— start of GIVEN RECORDS —

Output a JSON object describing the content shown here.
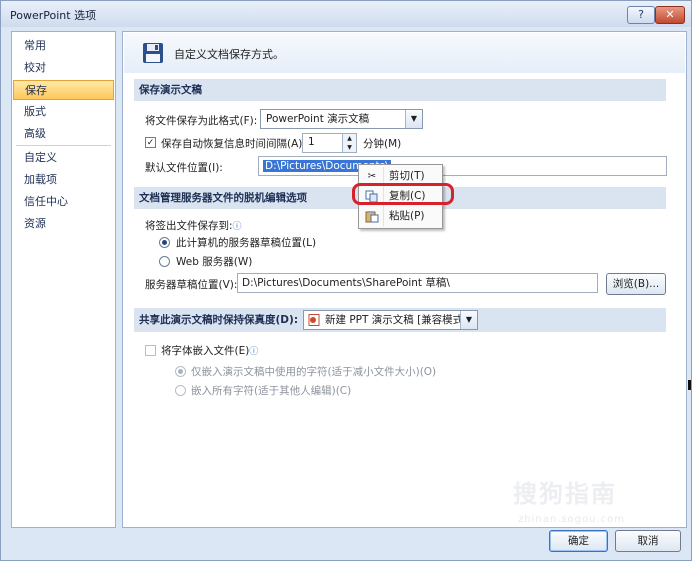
{
  "window": {
    "title": "PowerPoint 选项",
    "help_label": "?",
    "close_label": "✕"
  },
  "nav": {
    "items": [
      "常用",
      "校对",
      "保存",
      "版式",
      "高级",
      "自定义",
      "加载项",
      "信任中心",
      "资源"
    ],
    "selected": "保存"
  },
  "banner": {
    "text": "自定义文档保存方式。",
    "icon": "floppy-disk-icon"
  },
  "save_section": {
    "title": "保存演示文稿",
    "format_label": "将文件保存为此格式(F):",
    "format_value": "PowerPoint 演示文稿",
    "autorecover_label": "保存自动恢复信息时间间隔(A)",
    "autorecover_checked": true,
    "autorecover_value": "1",
    "minutes_label": "分钟(M)",
    "default_location_label": "默认文件位置(I):",
    "default_location_value": "D:\\Pictures\\Documents\\"
  },
  "server_section": {
    "title": "文档管理服务器文件的脱机编辑选项",
    "checkout_label": "将签出文件保存到:",
    "option_local": "此计算机的服务器草稿位置(L)",
    "option_web": "Web 服务器(W)",
    "drafts_label": "服务器草稿位置(V):",
    "drafts_value": "D:\\Pictures\\Documents\\SharePoint 草稿\\",
    "browse_label": "浏览(B)..."
  },
  "fidelity_section": {
    "title": "共享此演示文稿时保持保真度(D):",
    "doc_value": "新建 PPT 演示文稿 [兼容模式]",
    "embed_label": "将字体嵌入文件(E)",
    "embed_checked": false,
    "option_used_chars": "仅嵌入演示文稿中使用的字符(适于减小文件大小)(O)",
    "option_all_chars": "嵌入所有字符(适于其他人编辑)(C)"
  },
  "context_menu": {
    "items": [
      {
        "label": "剪切(T)",
        "icon": "scissors-icon"
      },
      {
        "label": "复制(C)",
        "icon": "copy-icon"
      },
      {
        "label": "粘贴(P)",
        "icon": "paste-icon"
      }
    ]
  },
  "footer": {
    "ok_label": "确定",
    "cancel_label": "取消"
  },
  "watermark": {
    "text": "搜狗指南",
    "subtext": "zhinan.sogou.com"
  },
  "colors": {
    "selected_nav": "#ffc85a",
    "highlight_ring": "#d8222b",
    "section_bg": "#dae4f1"
  }
}
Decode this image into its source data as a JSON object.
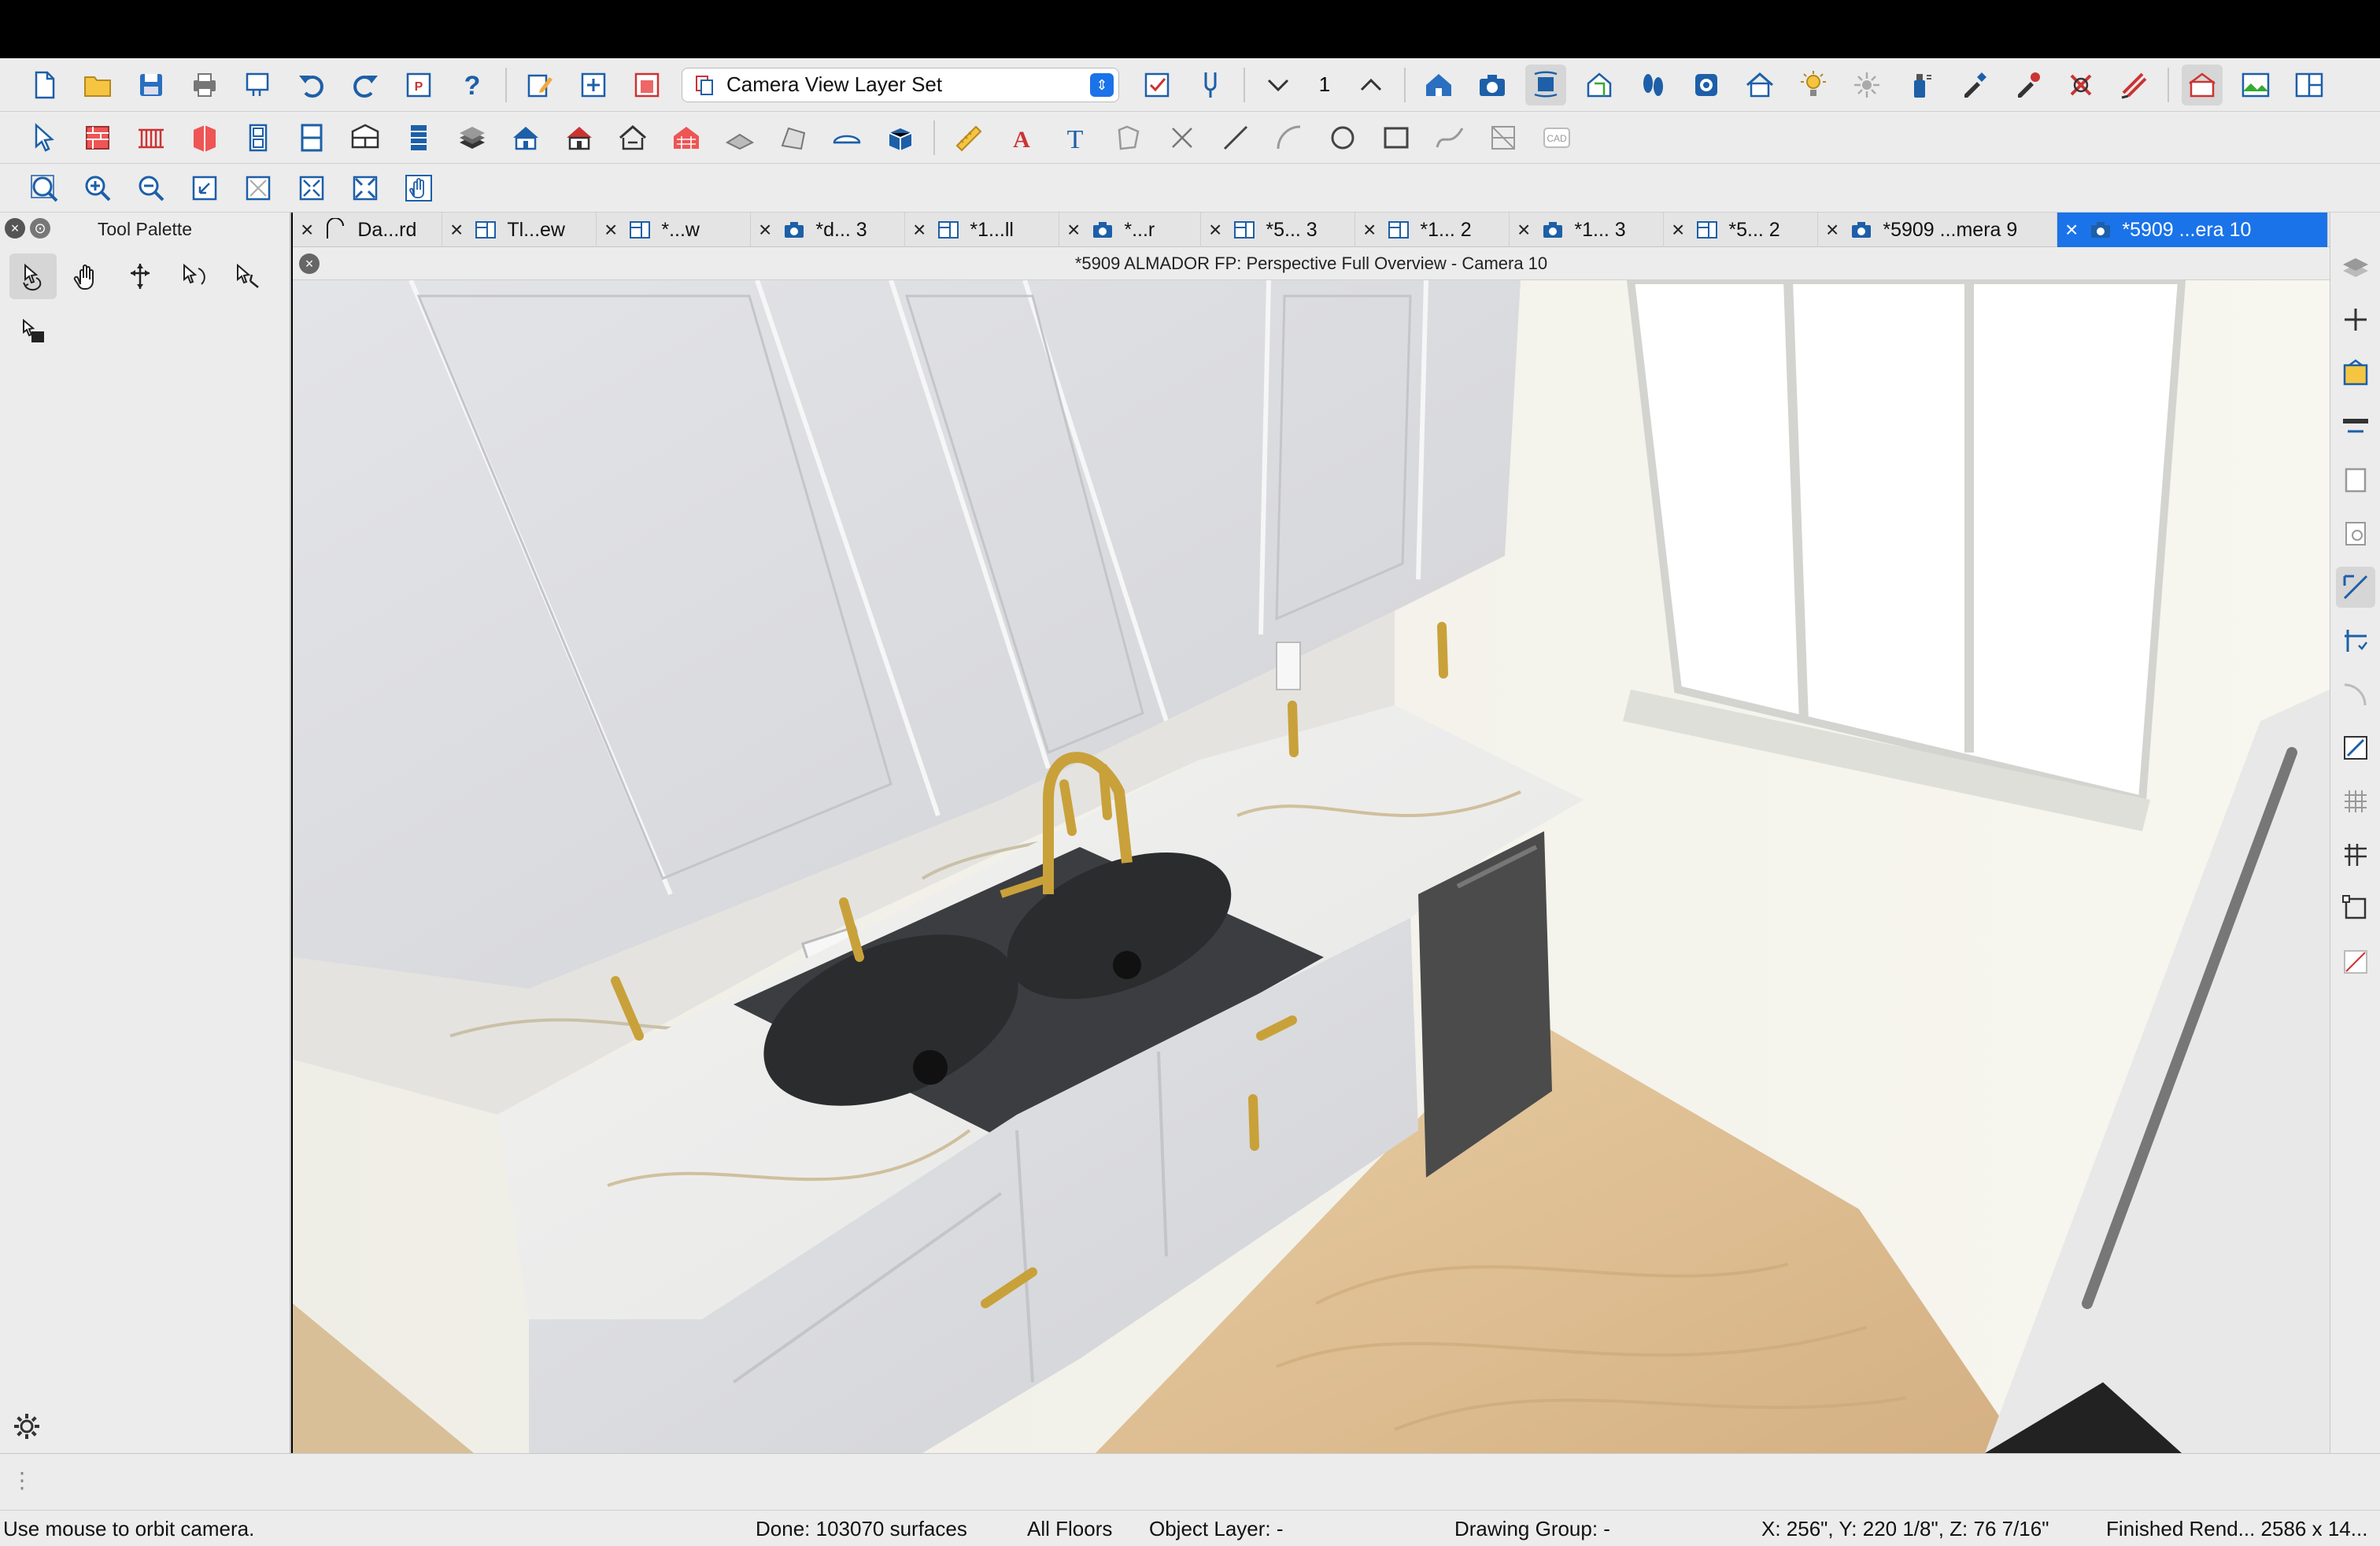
{
  "toolbar1": {
    "layer_set": {
      "selected": "Camera View Layer Set"
    },
    "floor_number": "1"
  },
  "palette": {
    "title": "Tool Palette"
  },
  "tabs": [
    {
      "label": "Da...rd",
      "icon": "elevation-icon"
    },
    {
      "label": "Tl...ew",
      "icon": "plan-view-icon"
    },
    {
      "label": "*...w",
      "icon": "plan-view-icon"
    },
    {
      "label": "*d... 3",
      "icon": "camera-icon"
    },
    {
      "label": "*1...ll",
      "icon": "plan-view-icon"
    },
    {
      "label": "*...r",
      "icon": "camera-icon"
    },
    {
      "label": "*5... 3",
      "icon": "plan-view-icon"
    },
    {
      "label": "*1... 2",
      "icon": "plan-view-icon"
    },
    {
      "label": "*1... 3",
      "icon": "camera-icon"
    },
    {
      "label": "*5... 2",
      "icon": "plan-view-icon"
    },
    {
      "label": "*5909 ...mera 9",
      "icon": "camera-icon"
    },
    {
      "label": "*5909 ...era 10",
      "icon": "camera-icon",
      "active": true
    }
  ],
  "view": {
    "title": "*5909 ALMADOR FP: Perspective Full Overview - Camera 10"
  },
  "status": {
    "hint": "Use mouse to orbit camera.",
    "done": "Done:  103070 surfaces",
    "floors": "All Floors",
    "object_layer": "Object Layer: -",
    "drawing_group": "Drawing Group: -",
    "coords": "X: 256\", Y: 220 1/8\", Z: 76 7/16\"",
    "render": "Finished Rend...  2586 x 14..."
  },
  "colors": {
    "accent": "#1a73e8",
    "cabinet": "#dcdde0",
    "wall": "#f4f3ec",
    "floor": "#ddbf95",
    "brass": "#c9a13a",
    "sink": "#3c3d40"
  }
}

— end of GIVEN RECORDS —

WHAT IS REQUIRED -
Exactly as written, return every line of the listing, but not the pictures.

WRITTEN ANSWER -
Output a JSON object describing the content shown here.
{
  "window": {
    "title": "PowerPoint 选项",
    "help_label": "?",
    "close_label": "✕"
  },
  "nav": {
    "items": [
      "常用",
      "校对",
      "保存",
      "版式",
      "高级",
      "自定义",
      "加载项",
      "信任中心",
      "资源"
    ],
    "selected": "保存"
  },
  "banner": {
    "text": "自定义文档保存方式。",
    "icon": "floppy-disk-icon"
  },
  "save_section": {
    "title": "保存演示文稿",
    "format_label": "将文件保存为此格式(F):",
    "format_value": "PowerPoint 演示文稿",
    "autorecover_label": "保存自动恢复信息时间间隔(A)",
    "autorecover_checked": true,
    "autorecover_value": "1",
    "minutes_label": "分钟(M)",
    "default_location_label": "默认文件位置(I):",
    "default_location_value": "D:\\Pictures\\Documents\\"
  },
  "server_section": {
    "title": "文档管理服务器文件的脱机编辑选项",
    "checkout_label": "将签出文件保存到:",
    "option_local": "此计算机的服务器草稿位置(L)",
    "option_web": "Web 服务器(W)",
    "drafts_label": "服务器草稿位置(V):",
    "drafts_value": "D:\\Pictures\\Documents\\SharePoint 草稿\\",
    "browse_label": "浏览(B)..."
  },
  "fidelity_section": {
    "title": "共享此演示文稿时保持保真度(D):",
    "doc_value": "新建 PPT 演示文稿 [兼容模式]",
    "embed_label": "将字体嵌入文件(E)",
    "embed_checked": false,
    "option_used_chars": "仅嵌入演示文稿中使用的字符(适于减小文件大小)(O)",
    "option_all_chars": "嵌入所有字符(适于其他人编辑)(C)"
  },
  "context_menu": {
    "items": [
      {
        "label": "剪切(T)",
        "icon": "scissors-icon"
      },
      {
        "label": "复制(C)",
        "icon": "copy-icon"
      },
      {
        "label": "粘贴(P)",
        "icon": "paste-icon"
      }
    ]
  },
  "footer": {
    "ok_label": "确定",
    "cancel_label": "取消"
  },
  "watermark": {
    "text": "搜狗指南",
    "subtext": "zhinan.sogou.com"
  },
  "colors": {
    "selected_nav": "#ffc85a",
    "highlight_ring": "#d8222b",
    "section_bg": "#dae4f1"
  }
}
Decode this image into its source data as a JSON object.
{
  "toolbar1": {
    "layer_set": {
      "selected": "Camera View Layer Set"
    },
    "floor_number": "1"
  },
  "palette": {
    "title": "Tool Palette"
  },
  "tabs": [
    {
      "label": "Da...rd",
      "icon": "elevation-icon"
    },
    {
      "label": "Tl...ew",
      "icon": "plan-view-icon"
    },
    {
      "label": "*...w",
      "icon": "plan-view-icon"
    },
    {
      "label": "*d... 3",
      "icon": "camera-icon"
    },
    {
      "label": "*1...ll",
      "icon": "plan-view-icon"
    },
    {
      "label": "*...r",
      "icon": "camera-icon"
    },
    {
      "label": "*5... 3",
      "icon": "plan-view-icon"
    },
    {
      "label": "*1... 2",
      "icon": "plan-view-icon"
    },
    {
      "label": "*1... 3",
      "icon": "camera-icon"
    },
    {
      "label": "*5... 2",
      "icon": "plan-view-icon"
    },
    {
      "label": "*5909 ...mera 9",
      "icon": "camera-icon"
    },
    {
      "label": "*5909 ...era 10",
      "icon": "camera-icon",
      "active": true
    }
  ],
  "view": {
    "title": "*5909 ALMADOR FP: Perspective Full Overview - Camera 10"
  },
  "status": {
    "hint": "Use mouse to orbit camera.",
    "done": "Done:  103070 surfaces",
    "floors": "All Floors",
    "object_layer": "Object Layer: -",
    "drawing_group": "Drawing Group: -",
    "coords": "X: 256\", Y: 220 1/8\", Z: 76 7/16\"",
    "render": "Finished Rend...  2586 x 14..."
  },
  "colors": {
    "accent": "#1a73e8",
    "cabinet": "#dcdde0",
    "wall": "#f4f3ec",
    "floor": "#ddbf95",
    "brass": "#c9a13a",
    "sink": "#3c3d40"
  }
}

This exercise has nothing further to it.